What this task involves: Write out the material again exactly, please, and omit the pictures.

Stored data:
_ _ _

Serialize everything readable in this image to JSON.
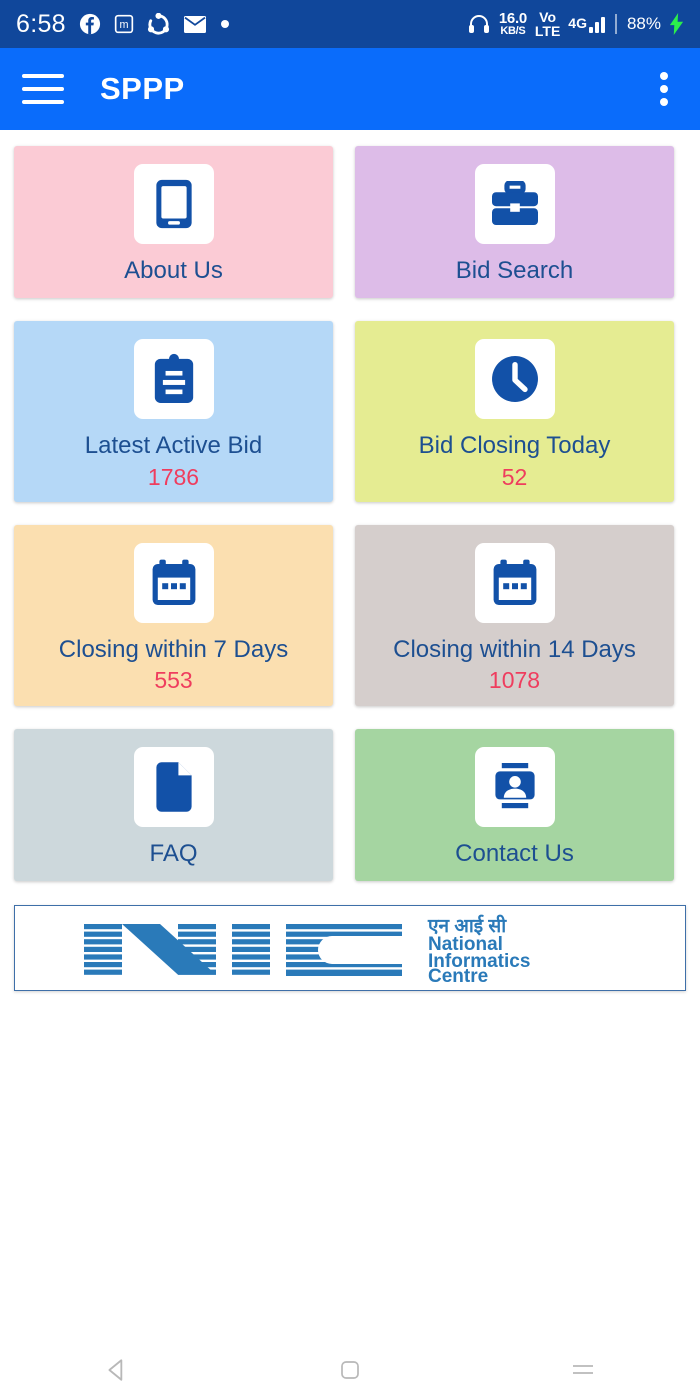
{
  "status_bar": {
    "clock": "6:58",
    "left_icons": [
      "facebook-icon",
      "m-badge-icon",
      "sync-icon",
      "mail-icon",
      "dot-icon"
    ],
    "network_speed_value": "16.0",
    "network_speed_unit": "KB/S",
    "volte_line1": "Vo",
    "volte_line2": "LTE",
    "signal_label": "4G",
    "battery": "88%",
    "charging_icon": "bolt-icon",
    "headset_icon": "headset-icon",
    "background": "#10479b"
  },
  "app_bar": {
    "menu_icon": "hamburger-menu-icon",
    "title": "SPPP",
    "overflow_icon": "more-vertical-icon",
    "background": "#0a6cfb"
  },
  "grid": {
    "cards": [
      {
        "id": "about-us",
        "label": "About Us",
        "count": "",
        "icon": "smartphone-icon",
        "bg": "#fbcbd5"
      },
      {
        "id": "bid-search",
        "label": "Bid Search",
        "count": "",
        "icon": "briefcase-icon",
        "bg": "#ddbce8"
      },
      {
        "id": "latest-active-bid",
        "label": "Latest Active Bid",
        "count": "1786",
        "icon": "clipboard-icon",
        "bg": "#b5d8f7"
      },
      {
        "id": "bid-closing-today",
        "label": "Bid Closing Today",
        "count": "52",
        "icon": "clock-icon",
        "bg": "#e5ec92"
      },
      {
        "id": "closing-within-7-days",
        "label": "Closing within 7 Days",
        "count": "553",
        "icon": "calendar-icon",
        "bg": "#fbdfb0"
      },
      {
        "id": "closing-within-14-days",
        "label": "Closing within 14 Days",
        "count": "1078",
        "icon": "calendar-icon",
        "bg": "#d5cecc"
      },
      {
        "id": "faq",
        "label": "FAQ",
        "count": "",
        "icon": "document-icon",
        "bg": "#cdd8dc"
      },
      {
        "id": "contact-us",
        "label": "Contact Us",
        "count": "",
        "icon": "contact-card-icon",
        "bg": "#a5d5a1"
      }
    ]
  },
  "footer_banner": {
    "logo_text": "NIC",
    "hindi_text": "एन आई सी",
    "line1": "National",
    "line2": "Informatics",
    "line3": "Centre",
    "color": "#2a7ab9"
  },
  "nav_bar": {
    "back_icon": "back-triangle-icon",
    "home_icon": "home-square-icon",
    "recents_icon": "recents-lines-icon"
  },
  "colors": {
    "label_blue": "#1d4f91",
    "count_red": "#ef3d5e",
    "icon_blue": "#1251a8"
  }
}
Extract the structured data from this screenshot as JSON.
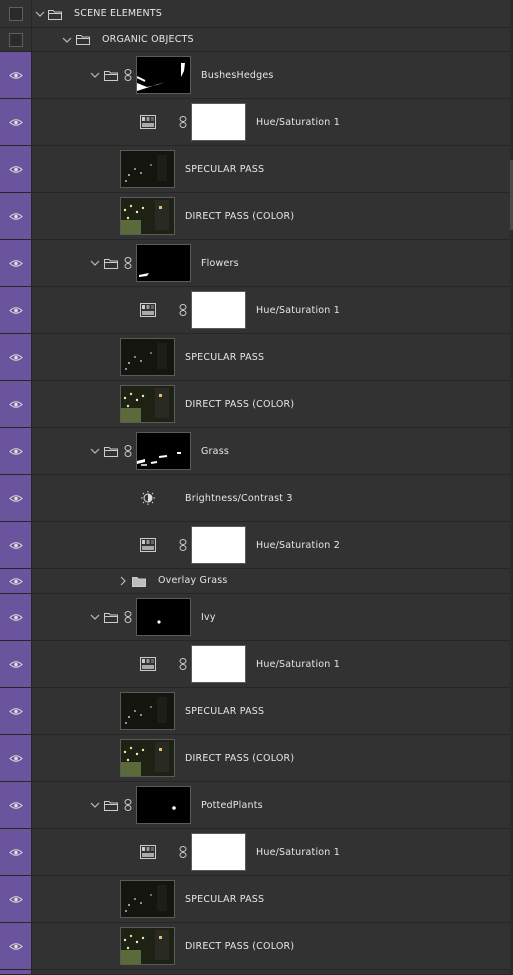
{
  "layers": [
    {
      "name": "SCENE ELEMENTS"
    },
    {
      "name": "ORGANIC OBJECTS"
    },
    {
      "name": "BushesHedges"
    },
    {
      "name": "Hue/Saturation 1"
    },
    {
      "name": "SPECULAR PASS"
    },
    {
      "name": "DIRECT PASS (COLOR)"
    },
    {
      "name": "Flowers"
    },
    {
      "name": "Hue/Saturation 1"
    },
    {
      "name": "SPECULAR PASS"
    },
    {
      "name": "DIRECT PASS (COLOR)"
    },
    {
      "name": "Grass"
    },
    {
      "name": "Brightness/Contrast 3"
    },
    {
      "name": "Hue/Saturation 2"
    },
    {
      "name": "Overlay Grass"
    },
    {
      "name": "Ivy"
    },
    {
      "name": "Hue/Saturation 1"
    },
    {
      "name": "SPECULAR PASS"
    },
    {
      "name": "DIRECT PASS (COLOR)"
    },
    {
      "name": "PottedPlants"
    },
    {
      "name": "Hue/Saturation 1"
    },
    {
      "name": "SPECULAR PASS"
    },
    {
      "name": "DIRECT PASS (COLOR)"
    }
  ],
  "colors": {
    "visibility_column": "#6a549d",
    "panel_bg": "#323232",
    "text": "#e6e6e6"
  },
  "icons": {
    "visibility": "eye-icon",
    "group": "folder-icon",
    "expanded": "chevron-down-icon",
    "collapsed": "chevron-right-icon",
    "mask_link": "link-icon",
    "hue_saturation": "hue-saturation-icon",
    "brightness_contrast": "brightness-contrast-icon"
  }
}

_ _ _

Correct result:
Serialize everything readable in this image to JSON.
{
  "status_bar": {
    "clock": "6:58",
    "left_icons": [
      "facebook-icon",
      "m-badge-icon",
      "sync-icon",
      "mail-icon",
      "dot-icon"
    ],
    "network_speed_value": "16.0",
    "network_speed_unit": "KB/S",
    "volte_line1": "Vo",
    "volte_line2": "LTE",
    "signal_label": "4G",
    "battery": "88%",
    "charging_icon": "bolt-icon",
    "headset_icon": "headset-icon",
    "background": "#10479b"
  },
  "app_bar": {
    "menu_icon": "hamburger-menu-icon",
    "title": "SPPP",
    "overflow_icon": "more-vertical-icon",
    "background": "#0a6cfb"
  },
  "grid": {
    "cards": [
      {
        "id": "about-us",
        "label": "About Us",
        "count": "",
        "icon": "smartphone-icon",
        "bg": "#fbcbd5"
      },
      {
        "id": "bid-search",
        "label": "Bid Search",
        "count": "",
        "icon": "briefcase-icon",
        "bg": "#ddbce8"
      },
      {
        "id": "latest-active-bid",
        "label": "Latest Active Bid",
        "count": "1786",
        "icon": "clipboard-icon",
        "bg": "#b5d8f7"
      },
      {
        "id": "bid-closing-today",
        "label": "Bid Closing Today",
        "count": "52",
        "icon": "clock-icon",
        "bg": "#e5ec92"
      },
      {
        "id": "closing-within-7-days",
        "label": "Closing within 7 Days",
        "count": "553",
        "icon": "calendar-icon",
        "bg": "#fbdfb0"
      },
      {
        "id": "closing-within-14-days",
        "label": "Closing within 14 Days",
        "count": "1078",
        "icon": "calendar-icon",
        "bg": "#d5cecc"
      },
      {
        "id": "faq",
        "label": "FAQ",
        "count": "",
        "icon": "document-icon",
        "bg": "#cdd8dc"
      },
      {
        "id": "contact-us",
        "label": "Contact Us",
        "count": "",
        "icon": "contact-card-icon",
        "bg": "#a5d5a1"
      }
    ]
  },
  "footer_banner": {
    "logo_text": "NIC",
    "hindi_text": "एन आई सी",
    "line1": "National",
    "line2": "Informatics",
    "line3": "Centre",
    "color": "#2a7ab9"
  },
  "nav_bar": {
    "back_icon": "back-triangle-icon",
    "home_icon": "home-square-icon",
    "recents_icon": "recents-lines-icon"
  },
  "colors": {
    "label_blue": "#1d4f91",
    "count_red": "#ef3d5e",
    "icon_blue": "#1251a8"
  }
}
Extract the structured data from this screenshot as JSON.
{
  "layers": [
    {
      "name": "SCENE ELEMENTS"
    },
    {
      "name": "ORGANIC OBJECTS"
    },
    {
      "name": "BushesHedges"
    },
    {
      "name": "Hue/Saturation 1"
    },
    {
      "name": "SPECULAR PASS"
    },
    {
      "name": "DIRECT PASS (COLOR)"
    },
    {
      "name": "Flowers"
    },
    {
      "name": "Hue/Saturation 1"
    },
    {
      "name": "SPECULAR PASS"
    },
    {
      "name": "DIRECT PASS (COLOR)"
    },
    {
      "name": "Grass"
    },
    {
      "name": "Brightness/Contrast 3"
    },
    {
      "name": "Hue/Saturation 2"
    },
    {
      "name": "Overlay Grass"
    },
    {
      "name": "Ivy"
    },
    {
      "name": "Hue/Saturation 1"
    },
    {
      "name": "SPECULAR PASS"
    },
    {
      "name": "DIRECT PASS (COLOR)"
    },
    {
      "name": "PottedPlants"
    },
    {
      "name": "Hue/Saturation 1"
    },
    {
      "name": "SPECULAR PASS"
    },
    {
      "name": "DIRECT PASS (COLOR)"
    }
  ],
  "colors": {
    "visibility_column": "#6a549d",
    "panel_bg": "#323232",
    "text": "#e6e6e6"
  },
  "icons": {
    "visibility": "eye-icon",
    "group": "folder-icon",
    "expanded": "chevron-down-icon",
    "collapsed": "chevron-right-icon",
    "mask_link": "link-icon",
    "hue_saturation": "hue-saturation-icon",
    "brightness_contrast": "brightness-contrast-icon"
  }
}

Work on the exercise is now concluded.